— begin Extracted records —
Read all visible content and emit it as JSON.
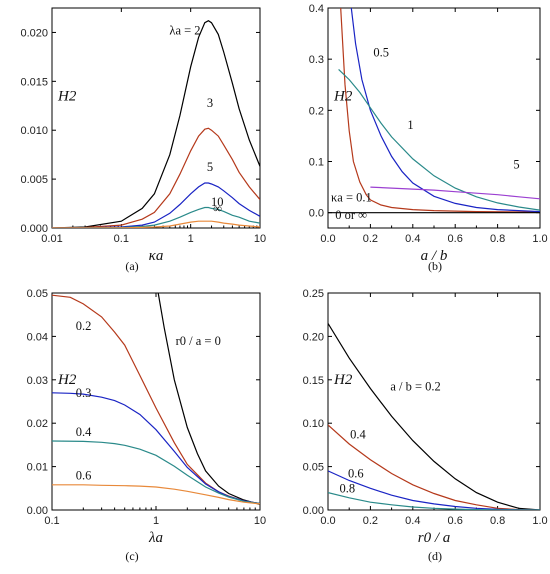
{
  "chart_data": [
    {
      "panel": "a",
      "type": "line",
      "caption": "(a)",
      "xlabel": "κa",
      "ylabel": "H2",
      "xscale": "log",
      "xlim": [
        0.01,
        10
      ],
      "ylim": [
        0,
        0.0225
      ],
      "xticks": [
        "0.01",
        "0.1",
        "1",
        "10"
      ],
      "yticks": [
        "0.000",
        "0.005",
        "0.010",
        "0.015",
        "0.020"
      ],
      "annotations": [
        "λa = 2",
        "3",
        "5",
        "10",
        "∞"
      ],
      "series": [
        {
          "name": "λa = 2",
          "color": "#000000",
          "x": [
            0.01,
            0.03,
            0.1,
            0.2,
            0.3,
            0.5,
            0.7,
            1.0,
            1.3,
            1.6,
            1.8,
            2.0,
            2.5,
            3.0,
            4.0,
            5.0,
            7.0,
            10.0
          ],
          "y": [
            0.0,
            0.0001,
            0.0007,
            0.002,
            0.0035,
            0.0075,
            0.0115,
            0.0165,
            0.0195,
            0.021,
            0.0212,
            0.021,
            0.0198,
            0.018,
            0.0148,
            0.0122,
            0.009,
            0.0063
          ]
        },
        {
          "name": "3",
          "color": "#b5391b",
          "x": [
            0.01,
            0.03,
            0.1,
            0.2,
            0.3,
            0.5,
            0.7,
            1.0,
            1.3,
            1.6,
            1.8,
            2.0,
            2.5,
            3.0,
            4.0,
            5.0,
            7.0,
            10.0
          ],
          "y": [
            0.0,
            5e-05,
            0.0003,
            0.0009,
            0.0016,
            0.0035,
            0.0055,
            0.0079,
            0.0094,
            0.0101,
            0.0102,
            0.01,
            0.0094,
            0.0085,
            0.007,
            0.0057,
            0.0042,
            0.0029
          ]
        },
        {
          "name": "5",
          "color": "#1a24c4",
          "x": [
            0.01,
            0.03,
            0.1,
            0.2,
            0.3,
            0.5,
            0.7,
            1.0,
            1.3,
            1.6,
            1.8,
            2.0,
            2.5,
            3.0,
            4.0,
            5.0,
            7.0,
            10.0
          ],
          "y": [
            0.0,
            2e-05,
            0.0001,
            0.0003,
            0.0006,
            0.0015,
            0.0024,
            0.0035,
            0.0042,
            0.0046,
            0.0046,
            0.0045,
            0.0042,
            0.0038,
            0.0031,
            0.0025,
            0.0018,
            0.0012
          ]
        },
        {
          "name": "10",
          "color": "#2a8a8a",
          "x": [
            0.01,
            0.03,
            0.1,
            0.2,
            0.3,
            0.5,
            0.7,
            1.0,
            1.3,
            1.6,
            1.8,
            2.0,
            2.5,
            3.0,
            4.0,
            5.0,
            7.0,
            10.0
          ],
          "y": [
            0.0,
            1e-05,
            5e-05,
            0.00015,
            0.0003,
            0.0007,
            0.0011,
            0.0016,
            0.0019,
            0.0021,
            0.0021,
            0.002,
            0.0019,
            0.0017,
            0.0013,
            0.0011,
            0.0007,
            0.0005
          ]
        },
        {
          "name": "∞",
          "color": "#e8893a",
          "x": [
            0.01,
            0.03,
            0.1,
            0.2,
            0.3,
            0.5,
            0.7,
            1.0,
            1.3,
            1.6,
            1.8,
            2.0,
            2.5,
            3.0,
            4.0,
            5.0,
            7.0,
            10.0
          ],
          "y": [
            0.0,
            0.0,
            2e-05,
            6e-05,
            0.0001,
            0.0002,
            0.0004,
            0.0006,
            0.0007,
            0.0007,
            0.0007,
            0.0007,
            0.0006,
            0.0005,
            0.0004,
            0.0003,
            0.0002,
            0.0001
          ]
        }
      ]
    },
    {
      "panel": "b",
      "type": "line",
      "caption": "(b)",
      "xlabel": "a / b",
      "ylabel": "H2",
      "xlim": [
        0,
        1.0
      ],
      "ylim": [
        -0.03,
        0.4
      ],
      "xticks": [
        "0.0",
        "0.2",
        "0.4",
        "0.6",
        "0.8",
        "1.0"
      ],
      "yticks": [
        "0.0",
        "0.1",
        "0.2",
        "0.3",
        "0.4"
      ],
      "annotations": [
        "0.5",
        "1",
        "5",
        "κa = 0.1",
        "0 or ∞"
      ],
      "series": [
        {
          "name": "κa = 0.1",
          "color": "#b5391b",
          "x": [
            0.06,
            0.08,
            0.1,
            0.12,
            0.15,
            0.18,
            0.2,
            0.25,
            0.3,
            0.4,
            0.5,
            0.7,
            1.0
          ],
          "y": [
            0.4,
            0.25,
            0.16,
            0.1,
            0.06,
            0.035,
            0.025,
            0.015,
            0.01,
            0.006,
            0.004,
            0.002,
            0.001
          ]
        },
        {
          "name": "0.5",
          "color": "#1a24c4",
          "x": [
            0.11,
            0.13,
            0.16,
            0.2,
            0.25,
            0.3,
            0.35,
            0.4,
            0.5,
            0.6,
            0.7,
            0.8,
            1.0
          ],
          "y": [
            0.4,
            0.33,
            0.26,
            0.2,
            0.15,
            0.11,
            0.08,
            0.058,
            0.032,
            0.018,
            0.01,
            0.006,
            0.002
          ]
        },
        {
          "name": "1",
          "color": "#2a8a8a",
          "x": [
            0.05,
            0.1,
            0.15,
            0.2,
            0.25,
            0.3,
            0.4,
            0.5,
            0.6,
            0.7,
            0.8,
            0.9,
            1.0
          ],
          "y": [
            0.28,
            0.26,
            0.235,
            0.205,
            0.175,
            0.148,
            0.105,
            0.072,
            0.048,
            0.031,
            0.019,
            0.011,
            0.005
          ]
        },
        {
          "name": "5",
          "color": "#9b3fd1",
          "x": [
            0.2,
            0.3,
            0.4,
            0.5,
            0.6,
            0.7,
            0.8,
            0.9,
            1.0
          ],
          "y": [
            0.05,
            0.048,
            0.046,
            0.044,
            0.041,
            0.038,
            0.035,
            0.031,
            0.027
          ]
        },
        {
          "name": "0 or ∞",
          "color": "#000000",
          "x": [
            0.0,
            1.0
          ],
          "y": [
            0.0,
            0.0
          ]
        }
      ]
    },
    {
      "panel": "c",
      "type": "line",
      "caption": "(c)",
      "xlabel": "λa",
      "ylabel": "H2",
      "xscale": "log",
      "xlim": [
        0.1,
        10
      ],
      "ylim": [
        0,
        0.05
      ],
      "xticks": [
        "0.1",
        "1",
        "10"
      ],
      "yticks": [
        "0.00",
        "0.01",
        "0.02",
        "0.03",
        "0.04",
        "0.05"
      ],
      "annotations": [
        "r0 / a = 0",
        "0.2",
        "0.3",
        "0.4",
        "0.6"
      ],
      "series": [
        {
          "name": "r0 / a = 0",
          "color": "#000000",
          "x": [
            1.05,
            1.2,
            1.5,
            2.0,
            2.5,
            3.0,
            4.0,
            5.0,
            7.0,
            10.0
          ],
          "y": [
            0.05,
            0.042,
            0.03,
            0.019,
            0.013,
            0.009,
            0.0055,
            0.0038,
            0.0023,
            0.0013
          ]
        },
        {
          "name": "0.2",
          "color": "#b5391b",
          "x": [
            0.1,
            0.15,
            0.2,
            0.3,
            0.4,
            0.5,
            0.7,
            1.0,
            1.5,
            2.0,
            3.0,
            4.0,
            5.0,
            7.0,
            10.0
          ],
          "y": [
            0.0495,
            0.049,
            0.0475,
            0.0445,
            0.041,
            0.038,
            0.031,
            0.0235,
            0.0155,
            0.0105,
            0.0062,
            0.0042,
            0.0032,
            0.0021,
            0.0015
          ]
        },
        {
          "name": "0.3",
          "color": "#1a24c4",
          "x": [
            0.1,
            0.15,
            0.2,
            0.3,
            0.4,
            0.5,
            0.7,
            1.0,
            1.5,
            2.0,
            3.0,
            4.0,
            5.0,
            7.0,
            10.0
          ],
          "y": [
            0.027,
            0.0269,
            0.0267,
            0.026,
            0.0252,
            0.0242,
            0.022,
            0.0185,
            0.0135,
            0.0098,
            0.006,
            0.0042,
            0.0031,
            0.0021,
            0.0015
          ]
        },
        {
          "name": "0.4",
          "color": "#2a8a8a",
          "x": [
            0.1,
            0.2,
            0.3,
            0.4,
            0.5,
            0.7,
            1.0,
            1.5,
            2.0,
            3.0,
            4.0,
            5.0,
            7.0,
            10.0
          ],
          "y": [
            0.0159,
            0.0158,
            0.0156,
            0.0153,
            0.0149,
            0.014,
            0.0126,
            0.0101,
            0.008,
            0.0053,
            0.0039,
            0.003,
            0.002,
            0.0015
          ]
        },
        {
          "name": "0.6",
          "color": "#e8893a",
          "x": [
            0.1,
            0.2,
            0.3,
            0.5,
            0.7,
            1.0,
            1.5,
            2.0,
            3.0,
            4.0,
            5.0,
            7.0,
            10.0
          ],
          "y": [
            0.0058,
            0.0058,
            0.0057,
            0.0056,
            0.0055,
            0.0053,
            0.0048,
            0.0043,
            0.0035,
            0.0029,
            0.0024,
            0.0018,
            0.0014
          ]
        }
      ]
    },
    {
      "panel": "d",
      "type": "line",
      "caption": "(d)",
      "xlabel": "r0 / a",
      "ylabel": "H2",
      "xlim": [
        0,
        1.0
      ],
      "ylim": [
        0,
        0.25
      ],
      "xticks": [
        "0.0",
        "0.2",
        "0.4",
        "0.6",
        "0.8",
        "1.0"
      ],
      "yticks": [
        "0.00",
        "0.05",
        "0.10",
        "0.15",
        "0.20",
        "0.25"
      ],
      "annotations": [
        "a / b = 0.2",
        "0.4",
        "0.6",
        "0.8"
      ],
      "series": [
        {
          "name": "a / b = 0.2",
          "color": "#000000",
          "x": [
            0.0,
            0.1,
            0.2,
            0.3,
            0.4,
            0.5,
            0.6,
            0.7,
            0.8,
            0.9,
            1.0
          ],
          "y": [
            0.215,
            0.175,
            0.14,
            0.108,
            0.08,
            0.056,
            0.036,
            0.02,
            0.009,
            0.002,
            0.0
          ]
        },
        {
          "name": "0.4",
          "color": "#b5391b",
          "x": [
            0.0,
            0.1,
            0.2,
            0.3,
            0.4,
            0.5,
            0.6,
            0.7,
            0.8,
            0.9,
            1.0
          ],
          "y": [
            0.098,
            0.076,
            0.058,
            0.042,
            0.029,
            0.019,
            0.011,
            0.006,
            0.002,
            0.0005,
            0.0
          ]
        },
        {
          "name": "0.6",
          "color": "#1a24c4",
          "x": [
            0.0,
            0.1,
            0.2,
            0.3,
            0.4,
            0.5,
            0.6,
            0.7,
            0.8,
            0.9,
            1.0
          ],
          "y": [
            0.045,
            0.034,
            0.025,
            0.017,
            0.011,
            0.007,
            0.004,
            0.002,
            0.0008,
            0.0002,
            0.0
          ]
        },
        {
          "name": "0.8",
          "color": "#2a8a8a",
          "x": [
            0.0,
            0.1,
            0.2,
            0.3,
            0.4,
            0.5,
            0.6,
            0.7,
            0.8,
            0.9,
            1.0
          ],
          "y": [
            0.02,
            0.014,
            0.009,
            0.006,
            0.0035,
            0.002,
            0.001,
            0.0005,
            0.0002,
            0.0,
            0.0
          ]
        }
      ]
    }
  ]
}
— end Extracted records —
Problem details. Return every line holding the word "xlabel" from the records.

Answer to this problem.
      "xlabel": "κa",
      "xlabel": "a / b",
      "xlabel": "λa",
      "xlabel": "r0 / a",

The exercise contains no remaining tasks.